(Stored entries)
*-*-*

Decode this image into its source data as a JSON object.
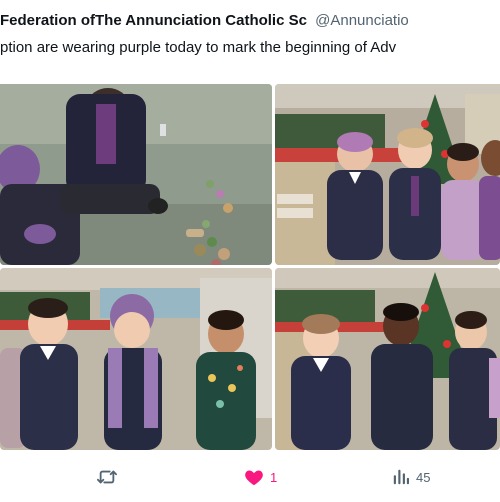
{
  "tweet": {
    "author_name": "Federation ofThe Annunciation Catholic Sc",
    "handle": "@Annunciatio",
    "text": "ption are wearing purple today to mark the beginning of Adv"
  },
  "media": {
    "photos": [
      {
        "name": "children-playing-on-carpet"
      },
      {
        "name": "children-by-christmas-tree"
      },
      {
        "name": "children-in-purple-scarves"
      },
      {
        "name": "children-with-wreath-display"
      }
    ]
  },
  "actions": {
    "retweet_icon": "retweet-icon",
    "retweet_count": "",
    "like_icon": "heart-icon",
    "like_count": "1",
    "like_color": "#f91880",
    "views_icon": "views-icon",
    "views_count": "45"
  },
  "colors": {
    "text": "#0f1419",
    "secondary": "#536471",
    "like": "#f91880"
  }
}
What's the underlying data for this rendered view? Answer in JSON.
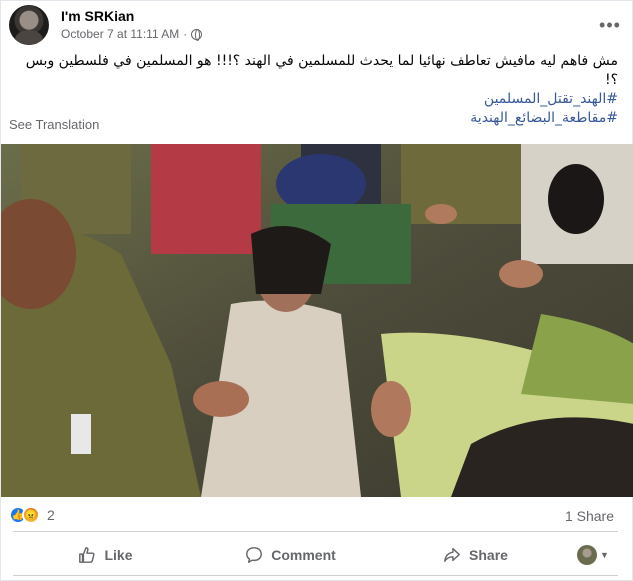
{
  "post": {
    "author": "I'm SRKian",
    "timestamp": "October 7 at 11:11 AM",
    "separator": "·",
    "more_icon": "more-horizontal-icon",
    "text_line_1": "مش فاهم ليه مافيش تعاطف نهائيا لما يحدث للمسلمين في الهند ؟!!! هو المسلمين في فلسطين وبس ؟!",
    "hashtag_1": "#الهند_تقتل_المسلمين",
    "hashtag_2": "#مقاطعة_البضائع_الهندية",
    "see_translation": "See Translation"
  },
  "stats": {
    "reactions": [
      "like",
      "angry"
    ],
    "reaction_count": "2",
    "shares": "1 Share"
  },
  "actions": {
    "like": "Like",
    "comment": "Comment",
    "share": "Share"
  },
  "colors": {
    "link": "#385898",
    "secondary_text": "#65676b",
    "like_blue": "#1877f2"
  }
}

*-*-*

■ Exercise directions ■
Copy the listing over exactly, skipping the pictures it holds.

■ Output below ■
Decode this image into its source data as a JSON object.
{
  "tweet": {
    "author_name": "Federation ofThe Annunciation Catholic Sc",
    "handle": "@Annunciatio",
    "text": "ption are wearing purple today to mark the beginning of Adv"
  },
  "media": {
    "photos": [
      {
        "name": "children-playing-on-carpet"
      },
      {
        "name": "children-by-christmas-tree"
      },
      {
        "name": "children-in-purple-scarves"
      },
      {
        "name": "children-with-wreath-display"
      }
    ]
  },
  "actions": {
    "retweet_icon": "retweet-icon",
    "retweet_count": "",
    "like_icon": "heart-icon",
    "like_count": "1",
    "like_color": "#f91880",
    "views_icon": "views-icon",
    "views_count": "45"
  },
  "colors": {
    "text": "#0f1419",
    "secondary": "#536471",
    "like": "#f91880"
  }
}
What's the underlying data for this rendered view? Answer in JSON.
{
  "post": {
    "author": "I'm SRKian",
    "timestamp": "October 7 at 11:11 AM",
    "separator": "·",
    "more_icon": "more-horizontal-icon",
    "text_line_1": "مش فاهم ليه مافيش تعاطف نهائيا لما يحدث للمسلمين في الهند ؟!!! هو المسلمين في فلسطين وبس ؟!",
    "hashtag_1": "#الهند_تقتل_المسلمين",
    "hashtag_2": "#مقاطعة_البضائع_الهندية",
    "see_translation": "See Translation"
  },
  "stats": {
    "reactions": [
      "like",
      "angry"
    ],
    "reaction_count": "2",
    "shares": "1 Share"
  },
  "actions": {
    "like": "Like",
    "comment": "Comment",
    "share": "Share"
  },
  "colors": {
    "link": "#385898",
    "secondary_text": "#65676b",
    "like_blue": "#1877f2"
  }
}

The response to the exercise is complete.